■ TASK TO CARRY OUT
Reproduce everything in the material from the line containing "243, 676, 258]" down to the line containing "242, 434, 623]", both of those lines included, without changing a character.

■ SUPPLIED MATERIAL
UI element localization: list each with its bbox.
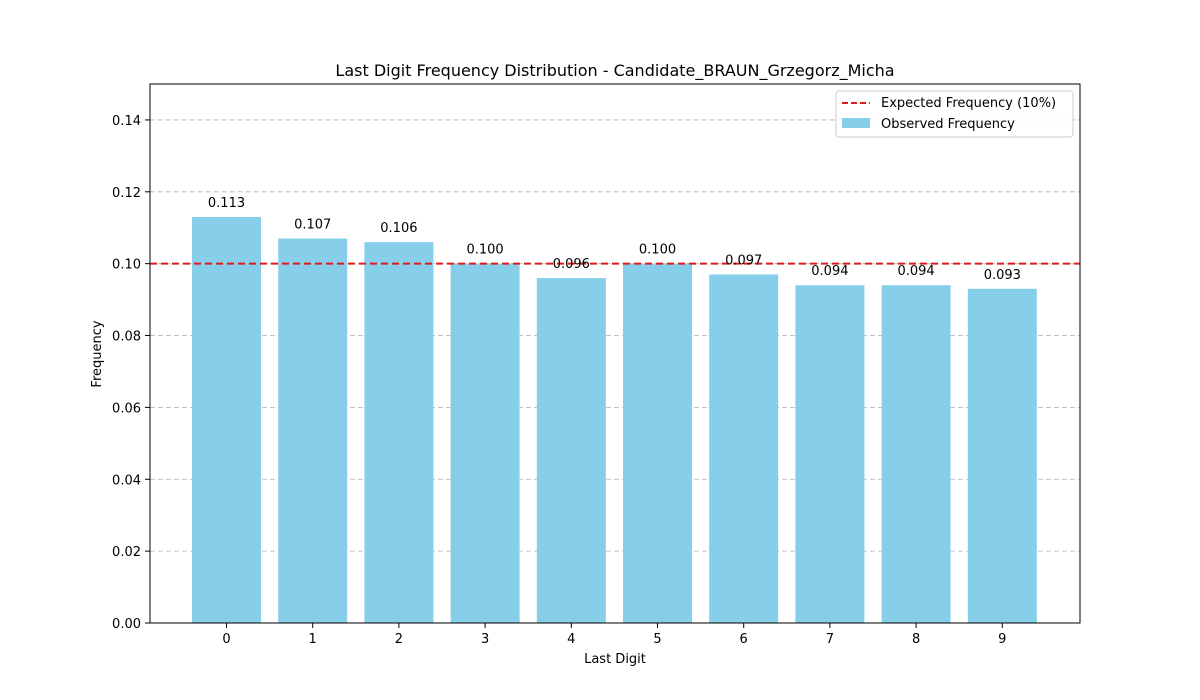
data-label-5: 0.100	[639, 243, 676, 258]
x-tick-label: 5	[653, 632, 661, 647]
data-labels: 0.113 0.107 0.106 0.100 0.096 0.100 0.097 0.094…	[208, 196, 1021, 283]
data-label-9: 0.093	[984, 268, 1021, 283]
legend-box	[835, 90, 1074, 138]
legend-observed-label: Observed Frequency	[881, 117, 1015, 132]
bar-6	[709, 274, 779, 623]
x-tick-label: 1	[309, 632, 317, 647]
legend-expected-label: Expected Frequency (10%)	[881, 96, 1056, 111]
data-label-7: 0.094	[811, 264, 848, 279]
x-tick-label: 9	[998, 632, 1006, 647]
x-tick-label: 4	[567, 632, 575, 647]
bar-1	[278, 238, 348, 623]
bar-7	[795, 285, 865, 623]
legend: Expected Frequency (10%) Observed Freque…	[835, 90, 1074, 138]
data-label-3: 0.100	[466, 243, 503, 258]
legend-observed-swatch	[842, 118, 870, 128]
x-tick-label: 2	[395, 632, 403, 647]
data-label-4: 0.096	[553, 257, 590, 272]
bar-9	[967, 288, 1037, 623]
x-tick-label: 8	[912, 632, 920, 647]
y-tick-label: 0.10	[112, 258, 141, 273]
x-tick-label: 6	[740, 632, 748, 647]
y-tick-label: 0.00	[112, 617, 141, 632]
data-label-2: 0.106	[380, 221, 417, 236]
x-tick-label: 3	[481, 632, 489, 647]
y-axis-label: Frequency	[90, 320, 105, 387]
x-axis-label: Last Digit	[584, 652, 646, 667]
x-tick-label: 0	[222, 632, 230, 647]
bar-2	[364, 242, 434, 623]
y-axis-ticks: 0.00 0.02 0.04 0.06 0.08 0.10 0.12 0.14	[112, 114, 150, 632]
bars	[192, 216, 1037, 623]
bar-0	[192, 216, 261, 623]
y-tick-label: 0.06	[112, 401, 141, 416]
x-tick-label: 7	[826, 632, 834, 647]
plot-frame	[149, 83, 1081, 624]
data-label-1: 0.107	[294, 218, 331, 233]
y-tick-label: 0.08	[112, 330, 141, 345]
data-label-8: 0.094	[897, 264, 934, 279]
y-tick-label: 0.02	[112, 545, 141, 560]
data-label-6: 0.097	[725, 253, 762, 268]
x-axis-ticks: 0 1 2 3 4 5 6 7 8 9	[222, 623, 1006, 647]
bar-3	[450, 263, 520, 623]
bar-5	[623, 263, 692, 623]
chart-title: Last Digit Frequency Distribution - Cand…	[335, 61, 894, 81]
y-tick-label: 0.14	[112, 114, 141, 129]
data-label-0: 0.113	[208, 196, 245, 211]
y-tick-label: 0.12	[112, 186, 141, 201]
bar-8	[881, 285, 951, 623]
y-tick-label: 0.04	[112, 473, 141, 488]
bar-4	[536, 278, 606, 623]
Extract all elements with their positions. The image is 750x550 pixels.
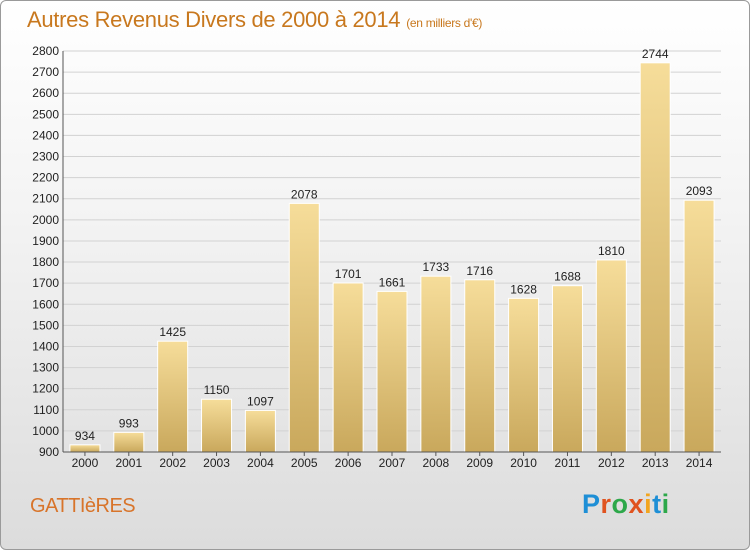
x-tick-label: 2007 — [379, 456, 406, 470]
value-label: 1628 — [510, 282, 537, 296]
value-label: 1716 — [466, 264, 493, 278]
logo-letter: x — [628, 489, 645, 519]
y-tick-label: 2800 — [32, 44, 59, 58]
chart-title-text: Autres Revenus Divers de 2000 à 2014 — [27, 7, 401, 32]
x-tick-label: 2013 — [642, 456, 669, 470]
y-tick-label: 1200 — [32, 382, 59, 396]
y-tick-label: 2300 — [32, 150, 59, 164]
y-tick-label: 2700 — [32, 65, 59, 79]
x-tick-label: 2011 — [555, 456, 581, 470]
y-axis: 900 1000 1100 1200 1300 1400 1500 1600 1700 1800 1… — [32, 44, 64, 459]
x-axis: 2000 2001 2002 2003 2004 2005 2006 2007 2008 2009… — [63, 451, 721, 470]
proxiti-logo[interactable]: Proxiti — [582, 489, 670, 520]
bar-2006 — [332, 282, 364, 453]
value-label: 2093 — [686, 184, 713, 198]
logo-letter: o — [611, 489, 629, 519]
value-label: 2078 — [291, 187, 318, 201]
value-label: 1733 — [423, 260, 450, 274]
x-tick-label: 2009 — [466, 456, 493, 470]
logo-letter: P — [582, 489, 601, 519]
x-tick-label: 2010 — [510, 456, 537, 470]
value-label: 1150 — [204, 383, 230, 397]
bars: 934 993 1425 1150 1097 2078 1701 1661 1733 1716 16… — [69, 47, 715, 453]
y-tick-label: 1600 — [32, 297, 59, 311]
y-tick-label: 900 — [39, 445, 59, 459]
y-tick-label: 2600 — [32, 86, 59, 100]
x-tick-label: 2003 — [203, 456, 230, 470]
y-tick-label: 1400 — [32, 339, 59, 353]
bar-2007 — [376, 290, 408, 453]
x-tick-label: 2000 — [72, 456, 99, 470]
value-label: 1425 — [159, 325, 186, 339]
logo-letter: t — [652, 489, 662, 519]
bar-2003 — [201, 398, 233, 453]
bar-2012 — [595, 259, 627, 453]
value-label: 934 — [75, 429, 95, 443]
x-tick-label: 2005 — [291, 456, 318, 470]
y-tick-label: 1000 — [32, 424, 59, 438]
y-tick-label: 2500 — [32, 107, 59, 121]
logo-letter: i — [644, 489, 653, 519]
bar-2008 — [420, 275, 452, 453]
bar-2010 — [508, 297, 540, 453]
bar-2001 — [113, 431, 145, 453]
bar-2009 — [464, 279, 496, 453]
value-label: 993 — [119, 416, 139, 430]
x-tick-label: 2001 — [115, 456, 142, 470]
y-tick-label: 1800 — [32, 255, 59, 269]
y-tick-label: 2000 — [32, 213, 59, 227]
value-label: 1661 — [379, 275, 406, 289]
bar-2002 — [157, 340, 189, 453]
y-tick-label: 2200 — [32, 171, 59, 185]
x-tick-label: 2008 — [423, 456, 450, 470]
y-tick-label: 1700 — [32, 276, 59, 290]
value-label: 1688 — [554, 270, 581, 284]
bar-2014 — [683, 199, 715, 453]
value-label: 1701 — [335, 267, 362, 281]
chart-subtitle: (en milliers d'€) — [406, 16, 483, 30]
logo-letter: r — [600, 489, 612, 519]
y-tick-label: 1900 — [32, 234, 59, 248]
bar-2005 — [288, 202, 320, 453]
x-tick-label: 2004 — [247, 456, 274, 470]
y-tick-label: 1500 — [32, 318, 59, 332]
chart-title: Autres Revenus Divers de 2000 à 2014 (en … — [27, 7, 482, 33]
location-name: GATTIèRES — [30, 495, 136, 517]
y-tick-label: 1300 — [32, 361, 59, 375]
x-tick-label: 2012 — [598, 456, 625, 470]
x-tick-label: 2002 — [159, 456, 186, 470]
y-tick-label: 2100 — [32, 192, 59, 206]
bar-2011 — [551, 285, 583, 453]
logo-letter: i — [661, 489, 670, 519]
value-label: 1810 — [598, 244, 625, 258]
y-tick-label: 2400 — [32, 128, 59, 142]
value-label: 2744 — [642, 47, 669, 61]
value-label: 1097 — [247, 394, 274, 408]
bar-2000 — [69, 444, 101, 453]
bar-2013 — [639, 62, 671, 453]
x-tick-label: 2006 — [335, 456, 362, 470]
x-tick-label: 2014 — [686, 456, 713, 470]
bar-2004 — [244, 409, 276, 453]
y-tick-label: 1100 — [33, 403, 59, 417]
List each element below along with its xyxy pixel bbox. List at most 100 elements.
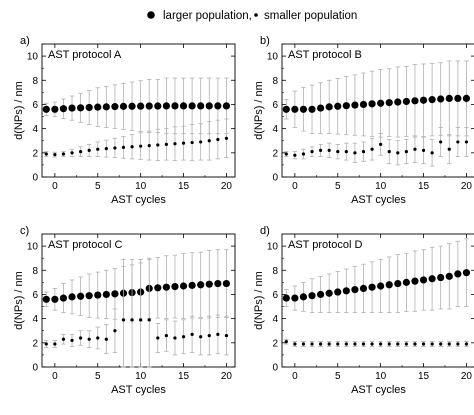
x-tick-label: 0	[52, 371, 58, 382]
data-point-large	[299, 293, 308, 301]
data-point-small	[396, 151, 400, 155]
data-point-large	[334, 102, 342, 110]
x-tick-label: 0	[52, 181, 58, 192]
data-point-large	[342, 287, 350, 295]
data-point-small	[70, 338, 74, 342]
data-point-large	[119, 102, 128, 110]
data-point-large	[197, 102, 205, 110]
data-point-small	[156, 143, 160, 147]
data-point-large	[428, 275, 436, 283]
data-point-small	[439, 140, 443, 144]
data-point-large	[42, 105, 50, 113]
data-point-large	[411, 277, 419, 285]
data-point-small	[53, 342, 57, 346]
data-point-large	[42, 295, 50, 303]
y-tick-label: 0	[32, 173, 38, 184]
y-tick-label: 6	[272, 290, 278, 301]
data-point-large	[437, 273, 445, 282]
y-tick-label: 10	[267, 52, 279, 63]
data-point-large	[188, 281, 196, 289]
chart-panel: a) AST protocol A 0 2 4 6 8 10 0 5 10 15 20 AST cycle…	[13, 35, 236, 206]
panel-title: AST protocol D	[288, 239, 362, 251]
data-point-small	[173, 142, 177, 146]
data-point-large	[317, 290, 325, 299]
data-point-large	[205, 280, 213, 288]
y-tick-label: 2	[272, 338, 278, 349]
data-point-small	[413, 147, 417, 151]
x-tick-label: 10	[375, 371, 387, 382]
data-point-large	[385, 281, 393, 289]
data-point-small	[404, 150, 408, 154]
data-point-small	[96, 336, 100, 340]
data-point-large	[222, 102, 231, 110]
data-point-small	[447, 342, 451, 346]
data-point-small	[87, 337, 91, 341]
data-point-small	[327, 342, 331, 346]
legend-label-large: larger population,	[163, 10, 252, 22]
plot-frame	[41, 43, 236, 178]
data-point-small	[139, 144, 143, 148]
data-point-small	[224, 136, 229, 140]
data-point-large	[411, 97, 419, 105]
data-point-large	[317, 104, 325, 112]
data-point-small	[319, 342, 323, 346]
data-point-small	[53, 153, 57, 157]
data-point-small	[293, 342, 297, 346]
data-point-large	[154, 102, 162, 110]
data-point-small	[147, 143, 151, 148]
chart-panel: b) AST protocol B 0 2 4 6 8 10 0 5 10 15 20 AST cycle…	[253, 35, 474, 206]
y-tick-label: 4	[272, 124, 278, 135]
data-point-small	[284, 152, 288, 156]
x-tick-label: 5	[335, 181, 341, 192]
plot-frame	[281, 43, 474, 178]
x-axis-label: AST cycles	[111, 194, 166, 206]
y-axis-label: d(NPs) / nm	[253, 271, 265, 330]
x-tick-label: 20	[221, 371, 233, 382]
data-point-small	[301, 342, 306, 346]
data-point-large	[222, 279, 231, 288]
data-point-small	[113, 146, 117, 150]
data-point-small	[181, 335, 186, 339]
data-point-large	[359, 100, 368, 109]
plot-frame	[41, 233, 236, 368]
y-tick-label: 4	[32, 314, 38, 325]
data-point-small	[164, 142, 168, 146]
data-point-large	[77, 292, 85, 300]
data-point-large	[308, 292, 316, 300]
data-point-small	[301, 152, 306, 156]
data-point-small	[439, 342, 443, 346]
y-tick-label: 10	[27, 242, 39, 253]
data-point-large	[102, 103, 110, 111]
data-point-large	[445, 94, 453, 103]
panel-title: AST protocol B	[288, 49, 362, 61]
x-tick-label: 20	[221, 181, 233, 192]
x-tick-label: 15	[418, 371, 430, 382]
data-point-small	[181, 141, 186, 145]
data-point-small	[79, 150, 83, 154]
data-point-large	[214, 102, 222, 110]
data-point-small	[396, 342, 400, 346]
data-point-small	[387, 150, 391, 154]
data-point-small	[216, 137, 220, 142]
plot-frame	[281, 233, 474, 368]
y-axis-label: d(NPs) / nm	[13, 271, 25, 330]
data-point-small	[44, 342, 48, 346]
data-point-small	[44, 152, 48, 156]
data-point-large	[179, 282, 188, 290]
data-point-small	[344, 342, 348, 346]
x-tick-label: 15	[178, 371, 190, 382]
data-point-small	[447, 147, 451, 151]
data-point-small	[147, 318, 151, 322]
data-point-small	[456, 342, 460, 346]
data-point-large	[197, 281, 205, 289]
y-tick-label: 8	[32, 266, 38, 277]
x-axis-label: AST cycles	[351, 384, 406, 396]
data-point-large	[59, 105, 68, 113]
data-point-large	[85, 103, 93, 112]
data-point-large	[179, 102, 188, 110]
data-point-large	[145, 102, 153, 110]
y-tick-label: 6	[32, 290, 38, 301]
data-point-large	[385, 99, 393, 107]
data-point-large	[282, 294, 290, 302]
data-point-large	[325, 289, 333, 297]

■ TASK OUTPUT
data-label-5: 0.100	[639, 243, 676, 258]
x-tick-label: 5	[653, 632, 661, 647]
data-labels: 0.113 0.107 0.106 0.100 0.096 0.100 0.097 0.094…	[208, 196, 1021, 283]
data-label-9: 0.093	[984, 268, 1021, 283]
legend-box	[835, 90, 1074, 138]
legend-observed-label: Observed Frequency	[881, 117, 1015, 132]
bar-6	[709, 274, 779, 623]
x-tick-label: 1	[309, 632, 317, 647]
legend-expected-label: Expected Frequency (10%)	[881, 96, 1056, 111]
data-label-7: 0.094	[811, 264, 848, 279]
x-tick-label: 9	[998, 632, 1006, 647]
x-tick-label: 4	[567, 632, 575, 647]
bar-1	[278, 238, 348, 623]
bar-7	[795, 285, 865, 623]
legend: Expected Frequency (10%) Observed Freque…	[835, 90, 1074, 138]
data-label-3: 0.100	[466, 243, 503, 258]
legend-observed-swatch	[842, 118, 870, 128]
x-tick-label: 2	[395, 632, 403, 647]
data-label-4: 0.096	[553, 257, 590, 272]
bar-9	[967, 288, 1037, 623]
x-tick-label: 8	[912, 632, 920, 647]
y-tick-label: 0.10	[112, 258, 141, 273]
x-tick-label: 6	[740, 632, 748, 647]
y-tick-label: 0.00	[112, 617, 141, 632]
data-label-2: 0.106	[380, 221, 417, 236]
x-tick-label: 3	[481, 632, 489, 647]
y-axis-label: Frequency	[90, 320, 105, 387]
x-axis-label: Last Digit	[584, 652, 646, 667]
x-tick-label: 0	[222, 632, 230, 647]
bar-2	[364, 242, 434, 623]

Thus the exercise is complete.